◆ Work to be completed: List every line below that contains the word "section".

◆ Information shown:
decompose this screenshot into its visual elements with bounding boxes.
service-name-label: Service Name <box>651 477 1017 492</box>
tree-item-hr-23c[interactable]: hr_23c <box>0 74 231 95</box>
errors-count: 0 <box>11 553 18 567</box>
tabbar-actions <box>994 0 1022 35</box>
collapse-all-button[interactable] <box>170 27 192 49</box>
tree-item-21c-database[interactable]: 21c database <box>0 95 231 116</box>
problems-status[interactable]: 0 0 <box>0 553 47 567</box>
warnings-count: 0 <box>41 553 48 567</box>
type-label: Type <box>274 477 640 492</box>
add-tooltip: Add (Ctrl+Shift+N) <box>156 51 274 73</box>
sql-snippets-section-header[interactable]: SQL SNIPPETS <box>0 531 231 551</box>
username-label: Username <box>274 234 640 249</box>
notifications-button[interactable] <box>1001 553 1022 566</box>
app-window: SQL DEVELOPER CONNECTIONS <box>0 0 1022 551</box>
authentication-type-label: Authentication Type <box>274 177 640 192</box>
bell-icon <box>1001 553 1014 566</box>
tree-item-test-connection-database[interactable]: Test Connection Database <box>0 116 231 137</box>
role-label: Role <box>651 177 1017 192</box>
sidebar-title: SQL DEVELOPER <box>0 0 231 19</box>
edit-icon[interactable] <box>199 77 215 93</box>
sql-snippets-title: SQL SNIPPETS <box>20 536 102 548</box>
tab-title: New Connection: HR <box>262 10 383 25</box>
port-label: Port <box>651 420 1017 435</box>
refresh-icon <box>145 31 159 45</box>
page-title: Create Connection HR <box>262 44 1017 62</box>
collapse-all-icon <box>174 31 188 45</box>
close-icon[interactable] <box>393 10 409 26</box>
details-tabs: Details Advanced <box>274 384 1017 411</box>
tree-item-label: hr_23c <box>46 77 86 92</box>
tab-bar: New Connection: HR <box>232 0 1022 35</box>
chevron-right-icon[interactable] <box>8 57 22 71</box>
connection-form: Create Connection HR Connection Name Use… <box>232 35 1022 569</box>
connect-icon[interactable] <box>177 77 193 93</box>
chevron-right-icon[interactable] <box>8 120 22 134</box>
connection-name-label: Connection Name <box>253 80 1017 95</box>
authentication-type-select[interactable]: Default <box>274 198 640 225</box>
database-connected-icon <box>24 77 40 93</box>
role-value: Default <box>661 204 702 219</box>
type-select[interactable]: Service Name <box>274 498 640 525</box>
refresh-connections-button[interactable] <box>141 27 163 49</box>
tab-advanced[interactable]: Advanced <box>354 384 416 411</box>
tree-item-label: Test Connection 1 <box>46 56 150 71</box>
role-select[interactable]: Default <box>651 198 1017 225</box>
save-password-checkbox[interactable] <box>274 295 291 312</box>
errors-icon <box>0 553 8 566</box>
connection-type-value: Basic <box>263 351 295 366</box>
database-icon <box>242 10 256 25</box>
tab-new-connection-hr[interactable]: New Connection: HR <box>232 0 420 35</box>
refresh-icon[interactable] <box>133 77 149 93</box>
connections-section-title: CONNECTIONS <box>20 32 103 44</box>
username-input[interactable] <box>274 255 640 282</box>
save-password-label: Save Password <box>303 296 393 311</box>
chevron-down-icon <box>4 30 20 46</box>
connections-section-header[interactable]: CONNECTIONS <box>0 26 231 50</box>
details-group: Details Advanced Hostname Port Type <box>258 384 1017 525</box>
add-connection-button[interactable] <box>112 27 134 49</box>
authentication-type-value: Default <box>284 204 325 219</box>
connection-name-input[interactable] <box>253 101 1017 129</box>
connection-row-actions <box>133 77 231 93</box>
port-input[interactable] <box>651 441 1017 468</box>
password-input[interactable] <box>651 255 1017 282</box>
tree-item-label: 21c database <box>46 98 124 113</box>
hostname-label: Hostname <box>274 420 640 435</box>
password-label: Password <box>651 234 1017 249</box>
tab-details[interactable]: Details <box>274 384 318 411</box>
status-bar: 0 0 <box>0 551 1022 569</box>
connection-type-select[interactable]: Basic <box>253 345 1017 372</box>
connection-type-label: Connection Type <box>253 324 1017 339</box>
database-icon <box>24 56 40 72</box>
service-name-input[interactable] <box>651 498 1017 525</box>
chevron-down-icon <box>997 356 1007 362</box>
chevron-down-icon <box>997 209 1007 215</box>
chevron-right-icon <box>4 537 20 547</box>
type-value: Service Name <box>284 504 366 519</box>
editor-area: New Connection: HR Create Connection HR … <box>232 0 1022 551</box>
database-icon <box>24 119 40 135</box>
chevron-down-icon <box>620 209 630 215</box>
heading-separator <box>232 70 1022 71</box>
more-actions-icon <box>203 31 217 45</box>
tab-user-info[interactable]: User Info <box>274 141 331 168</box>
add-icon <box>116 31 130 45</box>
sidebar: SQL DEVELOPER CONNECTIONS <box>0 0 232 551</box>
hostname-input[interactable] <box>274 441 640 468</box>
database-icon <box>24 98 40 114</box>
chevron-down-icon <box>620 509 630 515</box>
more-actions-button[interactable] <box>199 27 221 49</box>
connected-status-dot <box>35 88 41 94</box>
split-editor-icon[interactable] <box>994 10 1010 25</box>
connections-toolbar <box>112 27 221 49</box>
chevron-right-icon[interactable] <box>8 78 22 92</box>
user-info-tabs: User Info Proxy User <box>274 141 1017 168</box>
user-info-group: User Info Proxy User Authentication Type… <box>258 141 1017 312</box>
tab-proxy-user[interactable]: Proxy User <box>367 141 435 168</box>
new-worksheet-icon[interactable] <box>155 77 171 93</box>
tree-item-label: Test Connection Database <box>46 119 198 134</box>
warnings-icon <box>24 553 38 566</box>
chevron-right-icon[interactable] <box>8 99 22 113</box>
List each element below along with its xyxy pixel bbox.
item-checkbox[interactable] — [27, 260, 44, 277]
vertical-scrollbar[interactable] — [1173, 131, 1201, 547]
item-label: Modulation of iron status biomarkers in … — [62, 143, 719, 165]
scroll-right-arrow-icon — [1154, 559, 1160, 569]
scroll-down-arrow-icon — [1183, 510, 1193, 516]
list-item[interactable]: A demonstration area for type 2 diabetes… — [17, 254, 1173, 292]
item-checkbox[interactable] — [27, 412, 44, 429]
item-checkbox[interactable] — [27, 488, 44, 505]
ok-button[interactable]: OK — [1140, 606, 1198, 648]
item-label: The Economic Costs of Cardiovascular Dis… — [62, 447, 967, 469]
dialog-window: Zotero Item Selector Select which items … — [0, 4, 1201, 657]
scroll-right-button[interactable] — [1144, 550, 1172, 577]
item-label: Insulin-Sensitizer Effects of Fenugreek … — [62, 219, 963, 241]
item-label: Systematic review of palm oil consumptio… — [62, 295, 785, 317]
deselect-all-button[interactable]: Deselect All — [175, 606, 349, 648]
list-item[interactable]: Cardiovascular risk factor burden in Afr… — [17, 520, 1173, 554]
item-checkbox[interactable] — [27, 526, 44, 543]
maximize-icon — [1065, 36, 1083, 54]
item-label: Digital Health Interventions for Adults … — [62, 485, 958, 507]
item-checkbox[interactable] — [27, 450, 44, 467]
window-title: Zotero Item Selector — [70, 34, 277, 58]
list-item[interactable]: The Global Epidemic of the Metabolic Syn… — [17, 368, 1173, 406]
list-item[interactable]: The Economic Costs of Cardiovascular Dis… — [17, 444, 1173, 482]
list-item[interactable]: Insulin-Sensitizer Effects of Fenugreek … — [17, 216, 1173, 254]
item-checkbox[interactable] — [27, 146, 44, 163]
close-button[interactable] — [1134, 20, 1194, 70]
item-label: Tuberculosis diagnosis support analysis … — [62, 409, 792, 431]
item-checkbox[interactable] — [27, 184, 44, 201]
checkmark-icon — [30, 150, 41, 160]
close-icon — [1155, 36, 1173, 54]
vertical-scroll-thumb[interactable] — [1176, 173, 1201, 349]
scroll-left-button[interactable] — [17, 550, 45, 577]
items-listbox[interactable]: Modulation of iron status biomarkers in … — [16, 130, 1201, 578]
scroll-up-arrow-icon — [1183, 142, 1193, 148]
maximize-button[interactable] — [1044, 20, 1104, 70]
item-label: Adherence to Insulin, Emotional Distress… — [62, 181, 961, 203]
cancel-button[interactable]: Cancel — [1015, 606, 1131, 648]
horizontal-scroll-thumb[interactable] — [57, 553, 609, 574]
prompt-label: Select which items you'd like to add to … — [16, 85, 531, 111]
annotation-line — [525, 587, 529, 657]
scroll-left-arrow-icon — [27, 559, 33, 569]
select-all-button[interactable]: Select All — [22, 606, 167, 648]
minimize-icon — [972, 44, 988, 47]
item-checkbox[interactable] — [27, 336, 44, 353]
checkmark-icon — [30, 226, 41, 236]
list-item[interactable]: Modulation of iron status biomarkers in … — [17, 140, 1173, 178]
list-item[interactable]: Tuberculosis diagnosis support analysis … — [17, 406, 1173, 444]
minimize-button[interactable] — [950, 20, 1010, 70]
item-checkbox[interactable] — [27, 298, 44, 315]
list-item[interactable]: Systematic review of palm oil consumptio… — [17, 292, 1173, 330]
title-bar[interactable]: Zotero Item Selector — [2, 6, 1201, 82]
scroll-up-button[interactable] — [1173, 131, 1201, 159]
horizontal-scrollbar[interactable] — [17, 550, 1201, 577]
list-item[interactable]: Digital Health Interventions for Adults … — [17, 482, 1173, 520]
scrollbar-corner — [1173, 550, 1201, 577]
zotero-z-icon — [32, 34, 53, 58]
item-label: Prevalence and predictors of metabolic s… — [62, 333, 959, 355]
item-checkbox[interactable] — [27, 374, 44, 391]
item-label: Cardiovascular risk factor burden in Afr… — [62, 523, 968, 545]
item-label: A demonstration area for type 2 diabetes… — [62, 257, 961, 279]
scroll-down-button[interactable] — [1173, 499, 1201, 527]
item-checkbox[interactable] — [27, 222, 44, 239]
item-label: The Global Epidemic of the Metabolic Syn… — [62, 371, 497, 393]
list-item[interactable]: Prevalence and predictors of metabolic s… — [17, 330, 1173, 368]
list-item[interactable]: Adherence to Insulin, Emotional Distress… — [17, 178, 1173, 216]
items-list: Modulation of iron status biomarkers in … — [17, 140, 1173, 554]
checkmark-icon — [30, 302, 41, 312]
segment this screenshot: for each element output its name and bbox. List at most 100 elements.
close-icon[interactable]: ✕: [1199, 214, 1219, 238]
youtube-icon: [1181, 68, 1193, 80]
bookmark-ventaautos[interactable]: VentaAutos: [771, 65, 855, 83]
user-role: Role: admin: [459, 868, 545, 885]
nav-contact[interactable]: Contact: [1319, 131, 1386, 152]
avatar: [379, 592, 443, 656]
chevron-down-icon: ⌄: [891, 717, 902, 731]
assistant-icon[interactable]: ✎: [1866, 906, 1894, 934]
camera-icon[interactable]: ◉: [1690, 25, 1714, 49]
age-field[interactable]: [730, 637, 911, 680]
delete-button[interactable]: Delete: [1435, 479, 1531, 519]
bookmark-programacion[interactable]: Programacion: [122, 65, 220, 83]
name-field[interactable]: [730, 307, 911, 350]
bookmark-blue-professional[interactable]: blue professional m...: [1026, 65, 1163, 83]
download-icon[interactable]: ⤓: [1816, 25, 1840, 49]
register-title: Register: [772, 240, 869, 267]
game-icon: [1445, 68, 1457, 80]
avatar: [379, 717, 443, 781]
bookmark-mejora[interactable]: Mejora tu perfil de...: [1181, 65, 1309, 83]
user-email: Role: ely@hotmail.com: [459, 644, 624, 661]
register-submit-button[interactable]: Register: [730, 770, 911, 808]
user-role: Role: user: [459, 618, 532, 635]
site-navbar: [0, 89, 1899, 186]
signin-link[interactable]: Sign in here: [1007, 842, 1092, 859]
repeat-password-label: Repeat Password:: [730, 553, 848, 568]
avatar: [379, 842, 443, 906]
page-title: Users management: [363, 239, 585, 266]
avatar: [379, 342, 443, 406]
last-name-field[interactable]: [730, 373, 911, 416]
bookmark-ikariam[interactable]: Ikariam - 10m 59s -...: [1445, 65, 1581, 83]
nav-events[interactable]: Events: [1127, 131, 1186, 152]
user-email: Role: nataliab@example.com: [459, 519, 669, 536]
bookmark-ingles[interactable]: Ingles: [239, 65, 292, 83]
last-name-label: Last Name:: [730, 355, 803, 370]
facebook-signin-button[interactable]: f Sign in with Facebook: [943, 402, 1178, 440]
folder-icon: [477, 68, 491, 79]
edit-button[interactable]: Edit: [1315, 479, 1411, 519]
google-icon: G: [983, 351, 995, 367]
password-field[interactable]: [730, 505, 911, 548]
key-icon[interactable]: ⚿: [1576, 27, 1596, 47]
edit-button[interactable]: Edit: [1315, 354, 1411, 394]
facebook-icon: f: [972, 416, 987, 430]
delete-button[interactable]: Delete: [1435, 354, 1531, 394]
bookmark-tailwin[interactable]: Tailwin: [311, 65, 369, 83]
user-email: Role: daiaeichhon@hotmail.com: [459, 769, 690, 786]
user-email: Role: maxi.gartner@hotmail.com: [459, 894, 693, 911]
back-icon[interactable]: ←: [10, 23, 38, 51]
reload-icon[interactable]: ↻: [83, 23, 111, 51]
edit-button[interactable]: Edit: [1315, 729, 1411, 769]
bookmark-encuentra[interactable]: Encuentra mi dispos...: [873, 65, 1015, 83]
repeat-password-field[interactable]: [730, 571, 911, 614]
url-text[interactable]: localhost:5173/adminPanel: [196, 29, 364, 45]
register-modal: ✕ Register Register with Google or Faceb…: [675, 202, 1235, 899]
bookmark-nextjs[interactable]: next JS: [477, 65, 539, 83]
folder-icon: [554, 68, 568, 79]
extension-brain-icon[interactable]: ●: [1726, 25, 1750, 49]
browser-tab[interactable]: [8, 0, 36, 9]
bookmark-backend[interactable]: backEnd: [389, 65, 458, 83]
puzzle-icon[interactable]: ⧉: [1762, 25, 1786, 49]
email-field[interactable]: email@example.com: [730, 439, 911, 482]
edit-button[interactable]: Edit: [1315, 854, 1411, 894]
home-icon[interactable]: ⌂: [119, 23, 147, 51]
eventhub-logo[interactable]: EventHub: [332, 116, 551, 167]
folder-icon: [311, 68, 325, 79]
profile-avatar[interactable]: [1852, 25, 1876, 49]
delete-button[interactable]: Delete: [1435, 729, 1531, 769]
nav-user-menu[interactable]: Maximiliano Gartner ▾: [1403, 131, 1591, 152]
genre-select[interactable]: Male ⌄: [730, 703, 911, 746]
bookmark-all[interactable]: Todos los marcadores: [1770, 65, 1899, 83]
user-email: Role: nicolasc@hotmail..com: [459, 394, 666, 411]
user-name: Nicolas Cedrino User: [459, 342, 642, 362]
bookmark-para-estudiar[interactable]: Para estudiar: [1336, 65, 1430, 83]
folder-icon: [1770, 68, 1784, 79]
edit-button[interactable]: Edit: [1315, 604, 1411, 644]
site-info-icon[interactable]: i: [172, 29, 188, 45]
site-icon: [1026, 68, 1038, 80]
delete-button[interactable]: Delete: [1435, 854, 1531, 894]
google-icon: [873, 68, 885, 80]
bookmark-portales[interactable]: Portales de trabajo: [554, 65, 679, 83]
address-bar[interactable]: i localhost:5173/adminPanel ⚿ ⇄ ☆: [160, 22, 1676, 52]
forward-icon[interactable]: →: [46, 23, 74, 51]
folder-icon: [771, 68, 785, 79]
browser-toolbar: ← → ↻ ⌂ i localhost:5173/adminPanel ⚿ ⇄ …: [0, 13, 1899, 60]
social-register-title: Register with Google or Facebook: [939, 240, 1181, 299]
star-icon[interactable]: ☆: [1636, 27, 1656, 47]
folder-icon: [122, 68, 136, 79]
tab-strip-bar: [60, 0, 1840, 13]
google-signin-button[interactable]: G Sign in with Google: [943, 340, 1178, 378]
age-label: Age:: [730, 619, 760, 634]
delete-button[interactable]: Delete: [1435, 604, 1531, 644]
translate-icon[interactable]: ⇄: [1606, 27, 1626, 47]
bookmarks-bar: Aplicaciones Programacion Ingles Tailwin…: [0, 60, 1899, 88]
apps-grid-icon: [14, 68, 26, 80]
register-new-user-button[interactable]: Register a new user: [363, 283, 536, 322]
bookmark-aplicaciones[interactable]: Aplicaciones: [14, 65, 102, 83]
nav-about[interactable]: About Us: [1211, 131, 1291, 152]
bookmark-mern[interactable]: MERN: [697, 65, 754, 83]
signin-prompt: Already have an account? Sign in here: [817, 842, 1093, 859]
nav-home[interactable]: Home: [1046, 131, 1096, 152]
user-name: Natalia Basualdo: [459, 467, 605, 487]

◆ Result:
sql-snippets-section-header[interactable]: SQL SNIPPETS <box>0 531 231 551</box>
connections-section-title: CONNECTIONS <box>20 32 103 44</box>
connections-section-header[interactable]: CONNECTIONS <box>0 26 231 50</box>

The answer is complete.